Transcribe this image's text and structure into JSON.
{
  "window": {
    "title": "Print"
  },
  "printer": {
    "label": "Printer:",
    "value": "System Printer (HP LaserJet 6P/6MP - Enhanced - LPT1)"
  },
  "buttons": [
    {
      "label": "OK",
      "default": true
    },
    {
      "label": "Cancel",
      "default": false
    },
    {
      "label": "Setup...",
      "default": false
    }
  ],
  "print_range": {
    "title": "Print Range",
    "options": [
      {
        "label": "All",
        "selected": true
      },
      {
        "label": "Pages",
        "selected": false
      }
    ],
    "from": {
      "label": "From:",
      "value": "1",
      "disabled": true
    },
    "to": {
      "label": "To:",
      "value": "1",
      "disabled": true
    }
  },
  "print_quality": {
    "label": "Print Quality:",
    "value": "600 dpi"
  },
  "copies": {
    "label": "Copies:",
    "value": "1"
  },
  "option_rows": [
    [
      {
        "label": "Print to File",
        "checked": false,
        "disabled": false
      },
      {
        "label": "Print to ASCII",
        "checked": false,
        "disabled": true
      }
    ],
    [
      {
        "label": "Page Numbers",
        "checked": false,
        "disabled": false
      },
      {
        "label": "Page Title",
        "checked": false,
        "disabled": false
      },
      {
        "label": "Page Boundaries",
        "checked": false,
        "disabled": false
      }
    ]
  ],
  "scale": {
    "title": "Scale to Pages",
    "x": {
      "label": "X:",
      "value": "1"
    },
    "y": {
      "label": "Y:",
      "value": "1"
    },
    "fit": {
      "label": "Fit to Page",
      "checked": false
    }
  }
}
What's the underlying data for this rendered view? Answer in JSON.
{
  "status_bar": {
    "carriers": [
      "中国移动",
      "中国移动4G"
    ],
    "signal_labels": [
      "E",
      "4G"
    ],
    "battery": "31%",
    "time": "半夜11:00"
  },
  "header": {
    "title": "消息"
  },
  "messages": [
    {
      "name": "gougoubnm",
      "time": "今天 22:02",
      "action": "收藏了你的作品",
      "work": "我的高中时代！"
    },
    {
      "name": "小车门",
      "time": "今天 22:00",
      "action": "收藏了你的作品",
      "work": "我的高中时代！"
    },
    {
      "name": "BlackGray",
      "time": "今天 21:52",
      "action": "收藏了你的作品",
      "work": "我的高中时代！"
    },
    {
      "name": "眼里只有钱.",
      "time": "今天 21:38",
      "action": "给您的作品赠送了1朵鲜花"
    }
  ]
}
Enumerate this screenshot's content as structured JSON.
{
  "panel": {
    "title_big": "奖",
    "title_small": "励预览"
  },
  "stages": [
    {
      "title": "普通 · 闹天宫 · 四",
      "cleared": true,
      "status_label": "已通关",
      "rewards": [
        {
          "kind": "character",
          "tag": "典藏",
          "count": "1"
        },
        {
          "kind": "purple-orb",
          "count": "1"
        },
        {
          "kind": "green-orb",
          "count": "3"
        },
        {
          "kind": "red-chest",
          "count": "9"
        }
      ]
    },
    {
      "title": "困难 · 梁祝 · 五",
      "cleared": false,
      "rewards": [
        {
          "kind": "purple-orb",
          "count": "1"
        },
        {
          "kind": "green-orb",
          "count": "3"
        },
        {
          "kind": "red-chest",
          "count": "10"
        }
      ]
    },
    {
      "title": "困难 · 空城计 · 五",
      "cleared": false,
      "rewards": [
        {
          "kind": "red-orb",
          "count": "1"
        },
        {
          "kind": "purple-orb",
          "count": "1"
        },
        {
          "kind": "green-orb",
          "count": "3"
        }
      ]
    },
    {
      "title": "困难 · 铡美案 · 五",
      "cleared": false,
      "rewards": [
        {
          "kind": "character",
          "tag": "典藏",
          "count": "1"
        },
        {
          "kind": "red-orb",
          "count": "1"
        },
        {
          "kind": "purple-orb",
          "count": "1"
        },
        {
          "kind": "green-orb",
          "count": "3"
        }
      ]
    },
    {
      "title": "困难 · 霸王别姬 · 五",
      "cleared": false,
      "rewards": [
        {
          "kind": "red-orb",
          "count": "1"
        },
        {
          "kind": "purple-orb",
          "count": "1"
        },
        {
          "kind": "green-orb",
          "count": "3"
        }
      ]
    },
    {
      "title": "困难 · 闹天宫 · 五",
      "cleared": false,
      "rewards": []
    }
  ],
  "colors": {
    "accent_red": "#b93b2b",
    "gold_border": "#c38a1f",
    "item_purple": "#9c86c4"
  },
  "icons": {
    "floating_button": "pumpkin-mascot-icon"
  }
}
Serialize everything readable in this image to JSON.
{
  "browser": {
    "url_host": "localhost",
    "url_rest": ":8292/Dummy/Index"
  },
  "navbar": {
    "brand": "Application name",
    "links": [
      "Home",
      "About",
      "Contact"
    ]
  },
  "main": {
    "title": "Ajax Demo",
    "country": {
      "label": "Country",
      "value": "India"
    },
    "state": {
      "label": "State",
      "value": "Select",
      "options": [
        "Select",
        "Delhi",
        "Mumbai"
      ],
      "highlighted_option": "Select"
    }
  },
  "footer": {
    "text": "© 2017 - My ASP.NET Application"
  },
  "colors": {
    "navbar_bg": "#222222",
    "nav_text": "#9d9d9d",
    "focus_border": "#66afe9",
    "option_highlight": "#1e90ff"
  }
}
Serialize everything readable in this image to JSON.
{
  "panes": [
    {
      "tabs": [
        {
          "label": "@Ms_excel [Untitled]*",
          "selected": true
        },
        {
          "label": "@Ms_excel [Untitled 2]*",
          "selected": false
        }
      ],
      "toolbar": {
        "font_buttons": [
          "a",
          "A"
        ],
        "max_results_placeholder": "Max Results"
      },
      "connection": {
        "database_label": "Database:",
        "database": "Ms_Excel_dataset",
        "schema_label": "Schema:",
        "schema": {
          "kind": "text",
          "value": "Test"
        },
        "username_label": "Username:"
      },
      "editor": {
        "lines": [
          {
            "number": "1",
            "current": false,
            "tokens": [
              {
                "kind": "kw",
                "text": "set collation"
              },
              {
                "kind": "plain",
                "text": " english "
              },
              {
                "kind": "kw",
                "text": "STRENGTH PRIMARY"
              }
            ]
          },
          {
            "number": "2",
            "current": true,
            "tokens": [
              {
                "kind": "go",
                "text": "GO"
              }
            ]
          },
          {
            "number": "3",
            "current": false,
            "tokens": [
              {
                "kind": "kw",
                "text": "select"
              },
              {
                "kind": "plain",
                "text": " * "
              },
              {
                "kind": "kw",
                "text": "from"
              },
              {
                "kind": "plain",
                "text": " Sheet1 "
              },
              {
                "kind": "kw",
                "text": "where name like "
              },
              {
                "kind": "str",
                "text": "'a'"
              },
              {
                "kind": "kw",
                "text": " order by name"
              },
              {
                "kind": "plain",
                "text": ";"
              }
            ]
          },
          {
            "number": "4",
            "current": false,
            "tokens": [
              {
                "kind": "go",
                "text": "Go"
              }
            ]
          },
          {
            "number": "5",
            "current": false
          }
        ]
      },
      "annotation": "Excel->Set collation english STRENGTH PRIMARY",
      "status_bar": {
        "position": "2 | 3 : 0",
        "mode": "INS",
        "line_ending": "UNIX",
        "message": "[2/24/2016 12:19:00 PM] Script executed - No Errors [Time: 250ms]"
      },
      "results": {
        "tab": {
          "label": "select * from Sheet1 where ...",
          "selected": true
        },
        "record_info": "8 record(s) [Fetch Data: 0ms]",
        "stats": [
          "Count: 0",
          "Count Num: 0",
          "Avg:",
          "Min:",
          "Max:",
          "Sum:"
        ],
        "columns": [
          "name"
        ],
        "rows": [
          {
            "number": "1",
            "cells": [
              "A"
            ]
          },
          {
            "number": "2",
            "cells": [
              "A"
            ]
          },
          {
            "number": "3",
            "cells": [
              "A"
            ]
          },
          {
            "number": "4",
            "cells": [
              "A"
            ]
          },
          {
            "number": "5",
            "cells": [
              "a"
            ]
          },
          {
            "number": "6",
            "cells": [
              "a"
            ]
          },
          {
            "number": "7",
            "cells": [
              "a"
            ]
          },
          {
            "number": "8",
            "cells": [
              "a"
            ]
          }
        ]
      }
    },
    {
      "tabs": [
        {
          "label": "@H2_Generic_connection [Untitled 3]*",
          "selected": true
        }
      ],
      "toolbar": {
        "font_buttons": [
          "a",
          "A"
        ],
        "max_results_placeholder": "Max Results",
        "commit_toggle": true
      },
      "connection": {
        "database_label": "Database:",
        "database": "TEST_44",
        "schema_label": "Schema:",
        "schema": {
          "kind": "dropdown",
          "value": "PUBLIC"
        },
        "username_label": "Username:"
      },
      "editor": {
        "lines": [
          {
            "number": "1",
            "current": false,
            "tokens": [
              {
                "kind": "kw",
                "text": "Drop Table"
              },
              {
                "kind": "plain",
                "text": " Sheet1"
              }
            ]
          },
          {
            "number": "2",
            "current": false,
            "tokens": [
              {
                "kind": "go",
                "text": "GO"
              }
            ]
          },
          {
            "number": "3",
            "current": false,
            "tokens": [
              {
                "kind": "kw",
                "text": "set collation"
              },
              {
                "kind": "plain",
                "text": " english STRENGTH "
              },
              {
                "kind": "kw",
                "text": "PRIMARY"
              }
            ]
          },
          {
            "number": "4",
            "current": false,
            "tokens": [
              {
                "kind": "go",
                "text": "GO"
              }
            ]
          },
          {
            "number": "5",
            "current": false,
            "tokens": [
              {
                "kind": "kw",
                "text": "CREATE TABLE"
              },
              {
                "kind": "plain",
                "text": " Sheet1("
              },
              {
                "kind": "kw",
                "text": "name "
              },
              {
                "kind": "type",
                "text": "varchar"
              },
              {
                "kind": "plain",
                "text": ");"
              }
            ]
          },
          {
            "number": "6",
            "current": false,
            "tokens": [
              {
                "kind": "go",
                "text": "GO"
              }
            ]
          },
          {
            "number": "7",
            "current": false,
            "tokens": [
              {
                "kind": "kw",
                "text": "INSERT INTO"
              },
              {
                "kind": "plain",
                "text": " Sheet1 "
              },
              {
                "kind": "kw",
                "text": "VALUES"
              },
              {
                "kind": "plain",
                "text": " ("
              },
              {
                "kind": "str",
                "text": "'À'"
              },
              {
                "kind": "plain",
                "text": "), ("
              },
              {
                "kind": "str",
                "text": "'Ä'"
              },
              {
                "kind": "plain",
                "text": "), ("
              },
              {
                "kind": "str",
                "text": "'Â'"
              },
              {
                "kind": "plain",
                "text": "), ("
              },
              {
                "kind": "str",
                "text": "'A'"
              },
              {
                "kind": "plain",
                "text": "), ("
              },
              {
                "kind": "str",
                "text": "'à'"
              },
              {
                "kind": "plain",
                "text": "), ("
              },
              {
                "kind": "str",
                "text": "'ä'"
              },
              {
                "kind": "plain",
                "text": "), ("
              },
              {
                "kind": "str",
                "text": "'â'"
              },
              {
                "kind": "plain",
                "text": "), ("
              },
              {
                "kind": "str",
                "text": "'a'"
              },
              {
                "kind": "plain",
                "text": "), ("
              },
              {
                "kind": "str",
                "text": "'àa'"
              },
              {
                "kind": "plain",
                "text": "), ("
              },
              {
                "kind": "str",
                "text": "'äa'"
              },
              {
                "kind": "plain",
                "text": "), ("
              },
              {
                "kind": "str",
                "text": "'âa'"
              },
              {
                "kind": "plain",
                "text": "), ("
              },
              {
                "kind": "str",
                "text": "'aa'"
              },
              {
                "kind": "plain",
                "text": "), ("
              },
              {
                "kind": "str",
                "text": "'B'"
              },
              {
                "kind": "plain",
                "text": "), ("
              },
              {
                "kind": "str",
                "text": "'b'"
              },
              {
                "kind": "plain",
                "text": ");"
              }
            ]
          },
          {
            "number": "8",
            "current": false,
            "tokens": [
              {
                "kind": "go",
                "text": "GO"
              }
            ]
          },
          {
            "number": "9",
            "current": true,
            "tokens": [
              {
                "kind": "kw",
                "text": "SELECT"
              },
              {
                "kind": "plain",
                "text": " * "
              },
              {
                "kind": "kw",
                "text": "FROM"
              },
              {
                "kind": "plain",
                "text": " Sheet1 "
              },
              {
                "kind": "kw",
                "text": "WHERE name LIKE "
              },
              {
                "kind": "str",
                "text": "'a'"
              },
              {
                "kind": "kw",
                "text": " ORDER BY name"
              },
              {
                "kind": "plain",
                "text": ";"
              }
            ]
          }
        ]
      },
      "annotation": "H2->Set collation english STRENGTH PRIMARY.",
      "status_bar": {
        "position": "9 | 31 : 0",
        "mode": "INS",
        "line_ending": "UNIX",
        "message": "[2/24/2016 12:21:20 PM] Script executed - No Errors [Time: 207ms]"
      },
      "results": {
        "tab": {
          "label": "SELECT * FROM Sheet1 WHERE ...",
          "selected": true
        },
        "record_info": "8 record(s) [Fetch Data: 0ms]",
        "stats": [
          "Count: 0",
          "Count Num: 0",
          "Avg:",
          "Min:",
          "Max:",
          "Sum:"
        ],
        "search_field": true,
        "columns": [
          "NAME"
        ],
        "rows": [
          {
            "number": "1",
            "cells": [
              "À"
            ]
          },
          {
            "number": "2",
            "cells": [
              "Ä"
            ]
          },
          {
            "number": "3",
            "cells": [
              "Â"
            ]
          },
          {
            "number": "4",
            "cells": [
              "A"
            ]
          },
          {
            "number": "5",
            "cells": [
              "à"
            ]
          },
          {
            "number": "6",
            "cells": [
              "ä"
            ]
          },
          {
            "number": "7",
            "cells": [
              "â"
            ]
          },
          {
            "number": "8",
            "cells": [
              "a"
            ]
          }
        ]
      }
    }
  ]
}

──────────────────────────────

EXERCISE TASK:
From the entries, copy out each line containing the word "Application".

FINISHED TASK:
    "brand": "Application name",
    "text": "© 2017 - My ASP.NET Application"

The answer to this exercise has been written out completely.